What is being asked | Print the full listing exactly.

Entries supplied |
______________________________
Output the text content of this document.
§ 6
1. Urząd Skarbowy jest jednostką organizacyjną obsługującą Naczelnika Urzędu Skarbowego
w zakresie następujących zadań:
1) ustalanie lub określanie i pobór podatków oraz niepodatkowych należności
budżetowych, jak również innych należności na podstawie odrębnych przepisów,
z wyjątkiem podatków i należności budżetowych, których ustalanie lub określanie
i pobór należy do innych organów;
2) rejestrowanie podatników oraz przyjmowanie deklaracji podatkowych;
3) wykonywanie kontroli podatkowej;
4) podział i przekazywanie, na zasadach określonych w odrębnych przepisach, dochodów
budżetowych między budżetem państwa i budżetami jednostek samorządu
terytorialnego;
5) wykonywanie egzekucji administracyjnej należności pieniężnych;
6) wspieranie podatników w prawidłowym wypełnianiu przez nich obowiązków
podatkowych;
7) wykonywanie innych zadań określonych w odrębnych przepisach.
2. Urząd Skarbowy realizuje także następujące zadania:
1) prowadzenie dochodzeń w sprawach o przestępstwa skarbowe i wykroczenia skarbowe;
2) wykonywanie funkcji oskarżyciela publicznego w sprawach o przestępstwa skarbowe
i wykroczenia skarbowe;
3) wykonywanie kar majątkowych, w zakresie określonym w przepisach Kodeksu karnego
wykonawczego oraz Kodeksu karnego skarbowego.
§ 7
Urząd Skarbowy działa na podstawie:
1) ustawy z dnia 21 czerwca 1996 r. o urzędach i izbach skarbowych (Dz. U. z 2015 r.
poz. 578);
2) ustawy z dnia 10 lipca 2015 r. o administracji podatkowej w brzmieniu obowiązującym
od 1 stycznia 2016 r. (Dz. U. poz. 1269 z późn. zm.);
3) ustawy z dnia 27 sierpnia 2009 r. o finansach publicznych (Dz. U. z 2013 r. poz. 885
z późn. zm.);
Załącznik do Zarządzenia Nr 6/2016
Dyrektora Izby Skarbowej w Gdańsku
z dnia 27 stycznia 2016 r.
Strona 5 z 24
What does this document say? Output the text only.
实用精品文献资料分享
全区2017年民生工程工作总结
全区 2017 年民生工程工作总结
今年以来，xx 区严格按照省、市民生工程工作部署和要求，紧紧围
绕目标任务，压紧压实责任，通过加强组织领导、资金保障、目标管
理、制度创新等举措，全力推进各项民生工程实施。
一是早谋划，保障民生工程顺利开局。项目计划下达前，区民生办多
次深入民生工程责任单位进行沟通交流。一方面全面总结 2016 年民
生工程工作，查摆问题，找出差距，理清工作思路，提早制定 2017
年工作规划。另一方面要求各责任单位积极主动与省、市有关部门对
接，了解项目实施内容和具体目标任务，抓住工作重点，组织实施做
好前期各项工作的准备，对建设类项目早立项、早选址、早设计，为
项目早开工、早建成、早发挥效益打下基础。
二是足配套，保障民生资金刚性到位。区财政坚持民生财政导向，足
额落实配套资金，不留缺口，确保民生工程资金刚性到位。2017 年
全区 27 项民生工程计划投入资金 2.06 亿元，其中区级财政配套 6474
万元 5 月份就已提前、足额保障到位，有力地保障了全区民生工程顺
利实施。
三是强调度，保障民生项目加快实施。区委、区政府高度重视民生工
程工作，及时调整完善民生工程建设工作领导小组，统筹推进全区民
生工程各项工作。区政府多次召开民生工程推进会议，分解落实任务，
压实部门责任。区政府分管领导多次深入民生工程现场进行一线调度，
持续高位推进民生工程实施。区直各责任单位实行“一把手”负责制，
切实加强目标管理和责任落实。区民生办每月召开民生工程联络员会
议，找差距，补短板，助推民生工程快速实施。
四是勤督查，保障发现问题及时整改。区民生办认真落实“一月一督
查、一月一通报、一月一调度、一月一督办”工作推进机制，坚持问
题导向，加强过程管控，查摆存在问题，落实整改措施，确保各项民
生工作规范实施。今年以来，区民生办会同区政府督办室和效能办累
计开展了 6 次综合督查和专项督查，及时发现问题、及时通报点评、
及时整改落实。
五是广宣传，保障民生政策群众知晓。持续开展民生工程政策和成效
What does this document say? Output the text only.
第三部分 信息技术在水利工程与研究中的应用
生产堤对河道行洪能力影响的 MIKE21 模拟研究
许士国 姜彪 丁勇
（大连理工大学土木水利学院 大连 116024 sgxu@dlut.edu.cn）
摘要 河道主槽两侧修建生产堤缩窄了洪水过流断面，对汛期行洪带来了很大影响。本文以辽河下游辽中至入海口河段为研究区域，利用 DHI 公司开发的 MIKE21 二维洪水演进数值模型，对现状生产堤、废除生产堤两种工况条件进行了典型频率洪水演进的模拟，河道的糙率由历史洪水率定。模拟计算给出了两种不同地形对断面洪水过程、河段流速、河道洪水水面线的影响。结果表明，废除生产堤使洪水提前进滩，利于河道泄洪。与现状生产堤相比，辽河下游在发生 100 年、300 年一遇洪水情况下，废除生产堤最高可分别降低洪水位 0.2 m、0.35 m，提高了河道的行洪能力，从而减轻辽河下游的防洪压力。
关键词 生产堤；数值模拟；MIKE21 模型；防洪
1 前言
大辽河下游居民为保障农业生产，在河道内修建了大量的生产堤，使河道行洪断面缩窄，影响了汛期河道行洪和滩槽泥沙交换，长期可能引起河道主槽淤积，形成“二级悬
______________________________
Exercise solution |
Output the text content of this document.
§ 6
1. Urząd Skarbowy jest jednostką organizacyjną obsługującą Naczelnika Urzędu Skarbowego
w zakresie następujących zadań:
1) ustalanie lub określanie i pobór podatków oraz niepodatkowych należności
budżetowych, jak również innych należności na podstawie odrębnych przepisów,
z wyjątkiem podatków i należności budżetowych, których ustalanie lub określanie
i pobór należy do innych organów;
2) rejestrowanie podatników oraz przyjmowanie deklaracji podatkowych;
3) wykonywanie kontroli podatkowej;
4) podział i przekazywanie, na zasadach określonych w odrębnych przepisach, dochodów
budżetowych między budżetem państwa i budżetami jednostek samorządu
terytorialnego;
5) wykonywanie egzekucji administracyjnej należności pieniężnych;
6) wspieranie podatników w prawidłowym wypełnianiu przez nich obowiązków
podatkowych;
7) wykonywanie innych zadań określonych w odrębnych przepisach.
2. Urząd Skarbowy realizuje także następujące zadania:
1) prowadzenie dochodzeń w sprawach o przestępstwa skarbowe i wykroczenia skarbowe;
2) wykonywanie funkcji oskarżyciela publicznego w sprawach o przestępstwa skarbowe
i wykroczenia skarbowe;
3) wykonywanie kar majątkowych, w zakresie określonym w przepisach Kodeksu karnego
wykonawczego oraz Kodeksu karnego skarbowego.
§ 7
Urząd Skarbowy działa na podstawie:
1) ustawy z dnia 21 czerwca 1996 r. o urzędach i izbach skarbowych (Dz. U. z 2015 r.
poz. 578);
2) ustawy z dnia 10 lipca 2015 r. o administracji podatkowej w brzmieniu obowiązującym
od 1 stycznia 2016 r. (Dz. U. poz. 1269 z późn. zm.);
3) ustawy z dnia 27 sierpnia 2009 r. o finansach publicznych (Dz. U. z 2013 r. poz. 885
z późn. zm.);
Załącznik do Zarządzenia Nr 6/2016
Dyrektora Izby Skarbowej w Gdańsku
z dnia 27 stycznia 2016 r.
Strona 5 z 24
What does this document say? Output the text only.
实用精品文献资料分享
全区2017年民生工程工作总结
全区 2017 年民生工程工作总结
今年以来，xx 区严格按照省、市民生工程工作部署和要求，紧紧围
绕目标任务，压紧压实责任，通过加强组织领导、资金保障、目标管
理、制度创新等举措，全力推进各项民生工程实施。
一是早谋划，保障民生工程顺利开局。项目计划下达前，区民生办多
次深入民生工程责任单位进行沟通交流。一方面全面总结 2016 年民
生工程工作，查摆问题，找出差距，理清工作思路，提早制定 2017
年工作规划。另一方面要求各责任单位积极主动与省、市有关部门对
接，了解项目实施内容和具体目标任务，抓住工作重点，组织实施做
好前期各项工作的准备，对建设类项目早立项、早选址、早设计，为
项目早开工、早建成、早发挥效益打下基础。
二是足配套，保障民生资金刚性到位。区财政坚持民生财政导向，足
额落实配套资金，不留缺口，确保民生工程资金刚性到位。2017 年
全区 27 项民生工程计划投入资金 2.06 亿元，其中区级财政配套 6474
万元 5 月份就已提前、足额保障到位，有力地保障了全区民生工程顺
利实施。
三是强调度，保障民生项目加快实施。区委、区政府高度重视民生工
程工作，及时调整完善民生工程建设工作领导小组，统筹推进全区民
生工程各项工作。区政府多次召开民生工程推进会议，分解落实任务，
压实部门责任。区政府分管领导多次深入民生工程现场进行一线调度，
持续高位推进民生工程实施。区直各责任单位实行“一把手”负责制，
切实加强目标管理和责任落实。区民生办每月召开民生工程联络员会
议，找差距，补短板，助推民生工程快速实施。
四是勤督查，保障发现问题及时整改。区民生办认真落实“一月一督
查、一月一通报、一月一调度、一月一督办”工作推进机制，坚持问
题导向，加强过程管控，查摆存在问题，落实整改措施，确保各项民
生工作规范实施。今年以来，区民生办会同区政府督办室和效能办累
计开展了 6 次综合督查和专项督查，及时发现问题、及时通报点评、
及时整改落实。
五是广宣传，保障民生政策群众知晓。持续开展民生工程政策和成效
What does this document say? Output the text only.
第三部分 信息技术在水利工程与研究中的应用
生产堤对河道行洪能力影响的 MIKE21 模拟研究
许士国 姜彪 丁勇
（大连理工大学土木水利学院 大连 116024 sgxu@dlut.edu.cn）
摘要 河道主槽两侧修建生产堤缩窄了洪水过流断面，对汛期行洪带来了很大影响。本文以辽河下游辽中至入海口河段为研究区域，利用 DHI 公司开发的 MIKE21 二维洪水演进数值模型，对现状生产堤、废除生产堤两种工况条件进行了典型频率洪水演进的模拟，河道的糙率由历史洪水率定。模拟计算给出了两种不同地形对断面洪水过程、河段流速、河道洪水水面线的影响。结果表明，废除生产堤使洪水提前进滩，利于河道泄洪。与现状生产堤相比，辽河下游在发生 100 年、300 年一遇洪水情况下，废除生产堤最高可分别降低洪水位 0.2 m、0.35 m，提高了河道的行洪能力，从而减轻辽河下游的防洪压力。
关键词 生产堤；数值模拟；MIKE21 模型；防洪
1 前言
大辽河下游居民为保障农业生产，在河道内修建了大量的生产堤，使河道行洪断面缩窄，影响了汛期河道行洪和滩槽泥沙交换，长期可能引起河道主槽淤积，形成“二级悬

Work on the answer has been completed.